CHALLENGE.
Verbatim output of all the material below is required.

[Figure dataset records]
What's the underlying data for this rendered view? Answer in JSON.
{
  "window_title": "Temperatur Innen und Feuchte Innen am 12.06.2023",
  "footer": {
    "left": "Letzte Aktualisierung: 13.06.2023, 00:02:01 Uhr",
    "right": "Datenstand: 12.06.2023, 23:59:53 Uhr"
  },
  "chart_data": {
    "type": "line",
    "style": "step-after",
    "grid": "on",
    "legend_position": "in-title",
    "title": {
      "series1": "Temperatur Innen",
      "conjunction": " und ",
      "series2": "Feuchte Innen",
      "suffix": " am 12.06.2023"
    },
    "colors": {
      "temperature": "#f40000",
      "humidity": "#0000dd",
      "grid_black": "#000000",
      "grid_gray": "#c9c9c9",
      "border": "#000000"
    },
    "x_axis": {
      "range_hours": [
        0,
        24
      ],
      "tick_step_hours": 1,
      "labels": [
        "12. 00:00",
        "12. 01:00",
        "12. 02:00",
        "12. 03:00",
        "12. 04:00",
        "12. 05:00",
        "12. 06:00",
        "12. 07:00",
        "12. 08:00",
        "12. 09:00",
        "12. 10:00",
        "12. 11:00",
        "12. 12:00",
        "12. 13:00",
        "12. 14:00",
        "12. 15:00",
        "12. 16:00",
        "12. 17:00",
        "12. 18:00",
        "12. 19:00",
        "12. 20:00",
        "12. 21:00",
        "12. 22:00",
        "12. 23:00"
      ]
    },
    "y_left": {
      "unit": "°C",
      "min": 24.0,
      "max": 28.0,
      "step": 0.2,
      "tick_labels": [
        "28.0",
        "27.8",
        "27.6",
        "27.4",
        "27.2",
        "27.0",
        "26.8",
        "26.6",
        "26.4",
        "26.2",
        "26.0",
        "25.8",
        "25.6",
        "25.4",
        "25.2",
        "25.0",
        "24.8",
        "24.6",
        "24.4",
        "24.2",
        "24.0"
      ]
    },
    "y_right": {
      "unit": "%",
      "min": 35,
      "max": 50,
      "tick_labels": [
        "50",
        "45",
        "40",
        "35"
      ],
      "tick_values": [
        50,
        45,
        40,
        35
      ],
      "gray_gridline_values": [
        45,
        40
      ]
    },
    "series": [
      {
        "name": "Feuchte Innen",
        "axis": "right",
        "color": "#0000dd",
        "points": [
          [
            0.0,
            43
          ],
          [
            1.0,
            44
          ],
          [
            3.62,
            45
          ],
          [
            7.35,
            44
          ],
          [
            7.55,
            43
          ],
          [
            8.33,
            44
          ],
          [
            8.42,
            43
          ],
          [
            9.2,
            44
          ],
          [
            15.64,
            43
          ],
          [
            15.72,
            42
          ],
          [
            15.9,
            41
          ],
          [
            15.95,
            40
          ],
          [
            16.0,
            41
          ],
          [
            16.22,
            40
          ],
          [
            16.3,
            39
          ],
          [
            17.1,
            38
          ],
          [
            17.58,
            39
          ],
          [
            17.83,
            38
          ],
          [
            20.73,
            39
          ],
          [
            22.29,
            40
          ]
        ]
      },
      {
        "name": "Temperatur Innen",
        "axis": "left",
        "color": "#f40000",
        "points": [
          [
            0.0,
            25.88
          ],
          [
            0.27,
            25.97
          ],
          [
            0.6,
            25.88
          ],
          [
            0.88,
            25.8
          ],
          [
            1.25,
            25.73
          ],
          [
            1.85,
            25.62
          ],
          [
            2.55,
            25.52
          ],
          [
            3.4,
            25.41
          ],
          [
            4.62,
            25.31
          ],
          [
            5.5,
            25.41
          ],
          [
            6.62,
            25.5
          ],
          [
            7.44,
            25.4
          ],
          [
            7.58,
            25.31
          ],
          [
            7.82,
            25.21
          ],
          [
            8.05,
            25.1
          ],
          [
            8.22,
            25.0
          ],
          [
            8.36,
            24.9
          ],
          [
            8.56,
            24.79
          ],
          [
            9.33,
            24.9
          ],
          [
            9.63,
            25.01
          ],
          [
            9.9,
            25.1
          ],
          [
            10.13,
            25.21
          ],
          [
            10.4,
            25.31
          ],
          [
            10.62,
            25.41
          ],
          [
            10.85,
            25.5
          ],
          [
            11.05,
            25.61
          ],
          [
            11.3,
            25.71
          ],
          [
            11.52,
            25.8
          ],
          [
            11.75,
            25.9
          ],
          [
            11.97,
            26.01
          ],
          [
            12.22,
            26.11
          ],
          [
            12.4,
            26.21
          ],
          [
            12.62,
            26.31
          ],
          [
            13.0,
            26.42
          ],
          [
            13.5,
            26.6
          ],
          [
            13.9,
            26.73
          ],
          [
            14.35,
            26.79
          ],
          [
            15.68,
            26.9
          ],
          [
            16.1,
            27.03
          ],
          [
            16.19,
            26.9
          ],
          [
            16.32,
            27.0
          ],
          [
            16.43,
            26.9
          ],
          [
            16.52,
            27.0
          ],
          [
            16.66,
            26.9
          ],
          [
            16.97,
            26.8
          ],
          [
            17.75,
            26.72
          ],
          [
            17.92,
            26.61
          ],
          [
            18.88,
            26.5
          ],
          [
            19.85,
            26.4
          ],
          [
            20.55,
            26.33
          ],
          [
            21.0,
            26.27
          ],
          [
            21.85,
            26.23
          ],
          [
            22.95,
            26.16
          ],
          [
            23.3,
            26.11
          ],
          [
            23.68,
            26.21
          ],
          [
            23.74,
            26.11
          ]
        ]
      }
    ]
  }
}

WORKED SOLUTION.
What's the underlying data for this rendered view? Answer in JSON.
{
  "window_title": "Temperatur Innen und Feuchte Innen am 12.06.2023",
  "footer": {
    "left": "Letzte Aktualisierung: 13.06.2023, 00:02:01 Uhr",
    "right": "Datenstand: 12.06.2023, 23:59:53 Uhr"
  },
  "chart_data": {
    "type": "line",
    "style": "step-after",
    "grid": "on",
    "legend_position": "in-title",
    "title": {
      "series1": "Temperatur Innen",
      "conjunction": " und ",
      "series2": "Feuchte Innen",
      "suffix": " am 12.06.2023"
    },
    "colors": {
      "temperature": "#f40000",
      "humidity": "#0000dd",
      "grid_black": "#000000",
      "grid_gray": "#c9c9c9",
      "border": "#000000"
    },
    "x_axis": {
      "range_hours": [
        0,
        24
      ],
      "tick_step_hours": 1,
      "labels": [
        "12. 00:00",
        "12. 01:00",
        "12. 02:00",
        "12. 03:00",
        "12. 04:00",
        "12. 05:00",
        "12. 06:00",
        "12. 07:00",
        "12. 08:00",
        "12. 09:00",
        "12. 10:00",
        "12. 11:00",
        "12. 12:00",
        "12. 13:00",
        "12. 14:00",
        "12. 15:00",
        "12. 16:00",
        "12. 17:00",
        "12. 18:00",
        "12. 19:00",
        "12. 20:00",
        "12. 21:00",
        "12. 22:00",
        "12. 23:00"
      ]
    },
    "y_left": {
      "unit": "°C",
      "min": 24.0,
      "max": 28.0,
      "step": 0.2,
      "tick_labels": [
        "28.0",
        "27.8",
        "27.6",
        "27.4",
        "27.2",
        "27.0",
        "26.8",
        "26.6",
        "26.4",
        "26.2",
        "26.0",
        "25.8",
        "25.6",
        "25.4",
        "25.2",
        "25.0",
        "24.8",
        "24.6",
        "24.4",
        "24.2",
        "24.0"
      ]
    },
    "y_right": {
      "unit": "%",
      "min": 35,
      "max": 50,
      "tick_labels": [
        "50",
        "45",
        "40",
        "35"
      ],
      "tick_values": [
        50,
        45,
        40,
        35
      ],
      "gray_gridline_values": [
        45,
        40
      ]
    },
    "series": [
      {
        "name": "Feuchte Innen",
        "axis": "right",
        "color": "#0000dd",
        "points": [
          [
            0.0,
            43
          ],
          [
            1.0,
            44
          ],
          [
            3.62,
            45
          ],
          [
            7.35,
            44
          ],
          [
            7.55,
            43
          ],
          [
            8.33,
            44
          ],
          [
            8.42,
            43
          ],
          [
            9.2,
            44
          ],
          [
            15.64,
            43
          ],
          [
            15.72,
            42
          ],
          [
            15.9,
            41
          ],
          [
            15.95,
            40
          ],
          [
            16.0,
            41
          ],
          [
            16.22,
            40
          ],
          [
            16.3,
            39
          ],
          [
            17.1,
            38
          ],
          [
            17.58,
            39
          ],
          [
            17.83,
            38
          ],
          [
            20.73,
            39
          ],
          [
            22.29,
            40
          ]
        ]
      },
      {
        "name": "Temperatur Innen",
        "axis": "left",
        "color": "#f40000",
        "points": [
          [
            0.0,
            25.88
          ],
          [
            0.27,
            25.97
          ],
          [
            0.6,
            25.88
          ],
          [
            0.88,
            25.8
          ],
          [
            1.25,
            25.73
          ],
          [
            1.85,
            25.62
          ],
          [
            2.55,
            25.52
          ],
          [
            3.4,
            25.41
          ],
          [
            4.62,
            25.31
          ],
          [
            5.5,
            25.41
          ],
          [
            6.62,
            25.5
          ],
          [
            7.44,
            25.4
          ],
          [
            7.58,
            25.31
          ],
          [
            7.82,
            25.21
          ],
          [
            8.05,
            25.1
          ],
          [
            8.22,
            25.0
          ],
          [
            8.36,
            24.9
          ],
          [
            8.56,
            24.79
          ],
          [
            9.33,
            24.9
          ],
          [
            9.63,
            25.01
          ],
          [
            9.9,
            25.1
          ],
          [
            10.13,
            25.21
          ],
          [
            10.4,
            25.31
          ],
          [
            10.62,
            25.41
          ],
          [
            10.85,
            25.5
          ],
          [
            11.05,
            25.61
          ],
          [
            11.3,
            25.71
          ],
          [
            11.52,
            25.8
          ],
          [
            11.75,
            25.9
          ],
          [
            11.97,
            26.01
          ],
          [
            12.22,
            26.11
          ],
          [
            12.4,
            26.21
          ],
          [
            12.62,
            26.31
          ],
          [
            13.0,
            26.42
          ],
          [
            13.5,
            26.6
          ],
          [
            13.9,
            26.73
          ],
          [
            14.35,
            26.79
          ],
          [
            15.68,
            26.9
          ],
          [
            16.1,
            27.03
          ],
          [
            16.19,
            26.9
          ],
          [
            16.32,
            27.0
          ],
          [
            16.43,
            26.9
          ],
          [
            16.52,
            27.0
          ],
          [
            16.66,
            26.9
          ],
          [
            16.97,
            26.8
          ],
          [
            17.75,
            26.72
          ],
          [
            17.92,
            26.61
          ],
          [
            18.88,
            26.5
          ],
          [
            19.85,
            26.4
          ],
          [
            20.55,
            26.33
          ],
          [
            21.0,
            26.27
          ],
          [
            21.85,
            26.23
          ],
          [
            22.95,
            26.16
          ],
          [
            23.3,
            26.11
          ],
          [
            23.68,
            26.21
          ],
          [
            23.74,
            26.11
          ]
        ]
      }
    ]
  }
}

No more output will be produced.